**Set problem**
Filter the entries, keeping every line with the word "fumée".

**Supplied entries**
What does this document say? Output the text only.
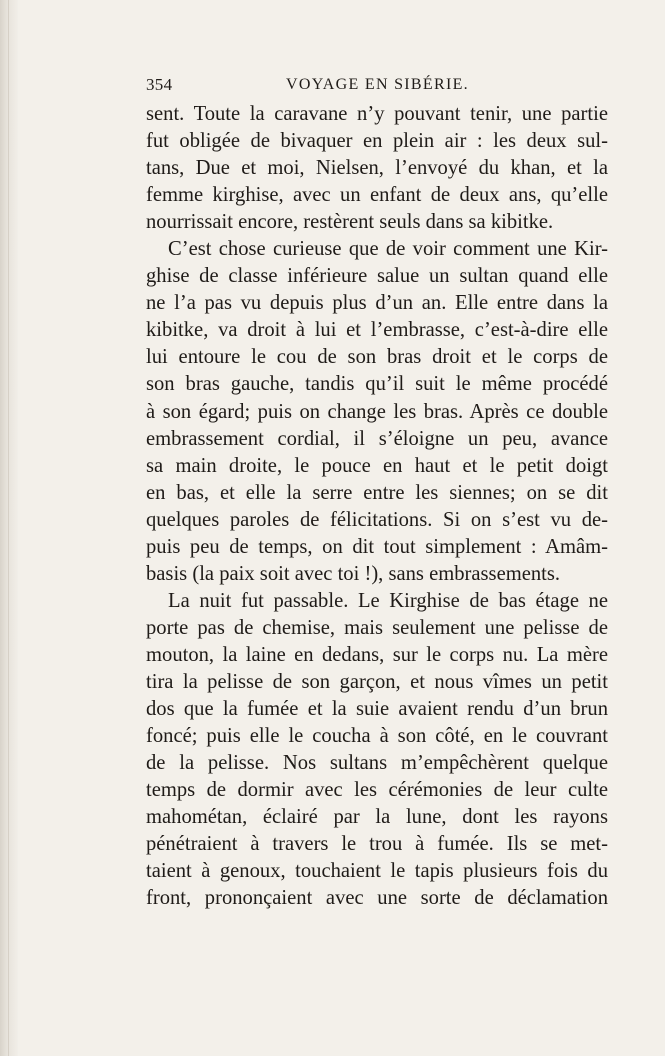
354	VOYAGE EN SIBÉRIE.
sent. Toute la caravane n’y pouvant tenir, une partie
fut obligée de bivaquer en plein air : les deux sul-
tans, Due et moi, Nielsen, l’envoyé du khan, et la
femme kirghise, avec un enfant de deux ans, qu’elle
nourrissait encore, restèrent seuls dans sa kibitke.
C’est chose curieuse que de voir comment une Kir-
ghise de classe inférieure salue un sultan quand elle
ne l’a pas vu depuis plus d’un an. Elle entre dans la
kibitke, va droit à lui et l’embrasse, c’est-à-dire elle
lui entoure le cou de son bras droit et le corps de
son bras gauche, tandis qu’il suit le même procédé
à son égard; puis on change les bras. Après ce double
embrassement cordial, il s’éloigne un peu, avance
sa main droite, le pouce en haut et le petit doigt
en bas, et elle la serre entre les siennes; on se dit
quelques paroles de félicitations. Si on s’est vu de-
puis peu de temps, on dit tout simplement : Amâm-
basis (la paix soit avec toi !), sans embrassements.
La nuit fut passable. Le Kirghise de bas étage ne
porte pas de chemise, mais seulement une pelisse de
mouton, la laine en dedans, sur le corps nu. La mère
tira la pelisse de son garçon, et nous vîmes un petit
dos que la fumée et la suie avaient rendu d’un brun
foncé; puis elle le coucha à son côté, en le couvrant
de la pelisse. Nos sultans m’empêchèrent quelque
temps de dormir avec les cérémonies de leur culte
mahométan, éclairé par la lune, dont les rayons
pénétraient à travers le trou à fumée. Ils se met-
taient à genoux, touchaient le tapis plusieurs fois du
front, prononçaient avec une sorte de déclamation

**Response**
dos que la fumée et la suie avaient rendu d’un brun
pénétraient à travers le trou à fumée. Ils se met-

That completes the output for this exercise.